• _Problem statement_: Your task is to repeat the entries exactly. Leave the pictures out.
-- BEGIN --
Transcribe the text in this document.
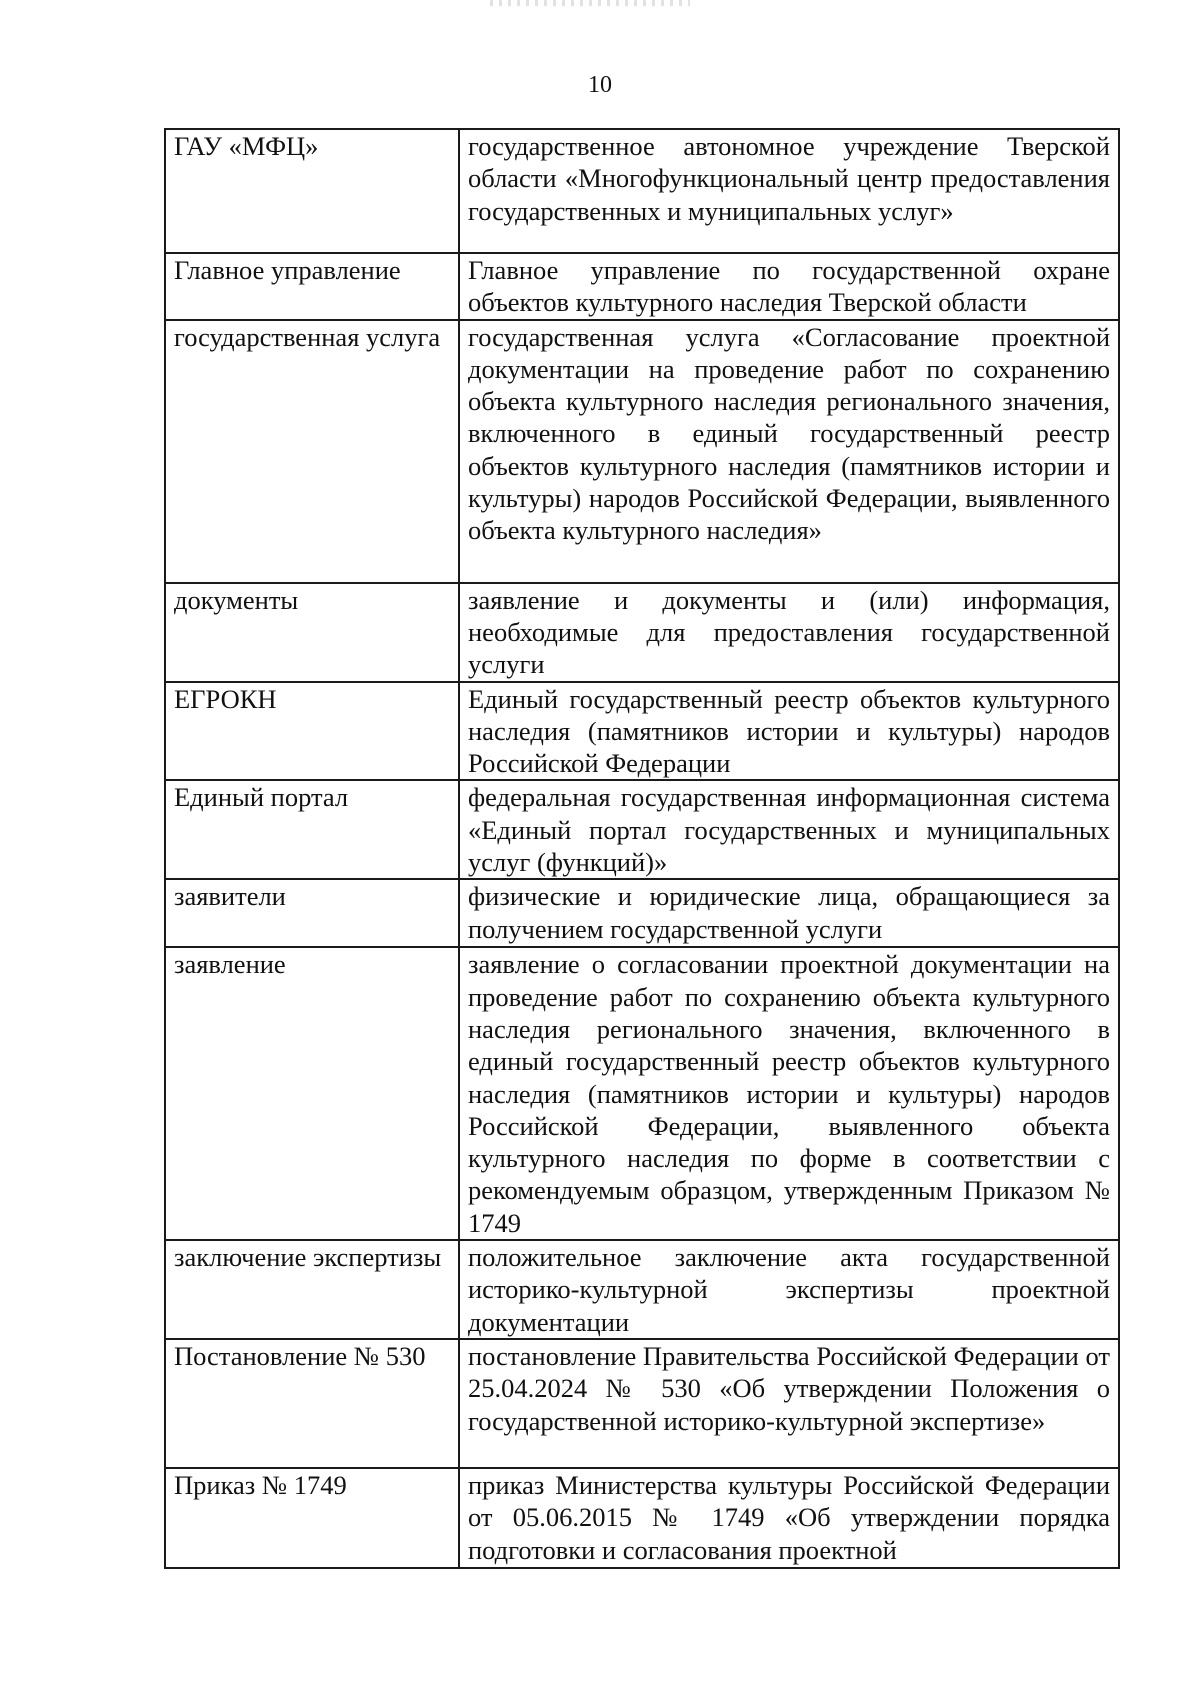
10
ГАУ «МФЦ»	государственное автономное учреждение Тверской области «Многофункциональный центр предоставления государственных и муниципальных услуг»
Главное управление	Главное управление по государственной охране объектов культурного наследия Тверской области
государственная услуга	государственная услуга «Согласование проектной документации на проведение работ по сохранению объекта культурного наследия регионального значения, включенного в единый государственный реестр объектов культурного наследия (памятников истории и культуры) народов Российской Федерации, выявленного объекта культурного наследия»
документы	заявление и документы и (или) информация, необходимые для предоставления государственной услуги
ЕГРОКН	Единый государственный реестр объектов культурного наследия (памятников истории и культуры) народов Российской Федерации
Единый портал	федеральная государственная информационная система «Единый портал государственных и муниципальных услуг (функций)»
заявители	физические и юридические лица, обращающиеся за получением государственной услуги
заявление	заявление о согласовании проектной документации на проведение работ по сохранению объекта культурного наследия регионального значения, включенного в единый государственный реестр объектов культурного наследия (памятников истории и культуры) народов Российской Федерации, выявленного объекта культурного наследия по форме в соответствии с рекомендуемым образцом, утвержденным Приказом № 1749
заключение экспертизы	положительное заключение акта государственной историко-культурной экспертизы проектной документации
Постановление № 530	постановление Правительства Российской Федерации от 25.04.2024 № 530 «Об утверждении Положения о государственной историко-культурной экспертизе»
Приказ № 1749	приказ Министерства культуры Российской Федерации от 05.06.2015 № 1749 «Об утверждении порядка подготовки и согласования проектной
-- END --
• _Task output_:
Transcribe the text in this document.
10
ГАУ «МФЦ»	государственное автономное учреждение Тверской области «Многофункциональный центр предоставления государственных и муниципальных услуг»
Главное управление	Главное управление по государственной охране объектов культурного наследия Тверской области
государственная услуга	государственная услуга «Согласование проектной документации на проведение работ по сохранению объекта культурного наследия регионального значения, включенного в единый государственный реестр объектов культурного наследия (памятников истории и культуры) народов Российской Федерации, выявленного объекта культурного наследия»
документы	заявление и документы и (или) информация, необходимые для предоставления государственной услуги
ЕГРОКН	Единый государственный реестр объектов культурного наследия (памятников истории и культуры) народов Российской Федерации
Единый портал	федеральная государственная информационная система «Единый портал государственных и муниципальных услуг (функций)»
заявители	физические и юридические лица, обращающиеся за получением государственной услуги
заявление	заявление о согласовании проектной документации на проведение работ по сохранению объекта культурного наследия регионального значения, включенного в единый государственный реестр объектов культурного наследия (памятников истории и культуры) народов Российской Федерации, выявленного объекта культурного наследия по форме в соответствии с рекомендуемым образцом, утвержденным Приказом № 1749
заключение экспертизы	положительное заключение акта государственной историко-культурной экспертизы проектной документации
Постановление № 530	постановление Правительства Российской Федерации от 25.04.2024 № 530 «Об утверждении Положения о государственной историко-культурной экспертизе»
Приказ № 1749	приказ Министерства культуры Российской Федерации от 05.06.2015 № 1749 «Об утверждении порядка подготовки и согласования проектной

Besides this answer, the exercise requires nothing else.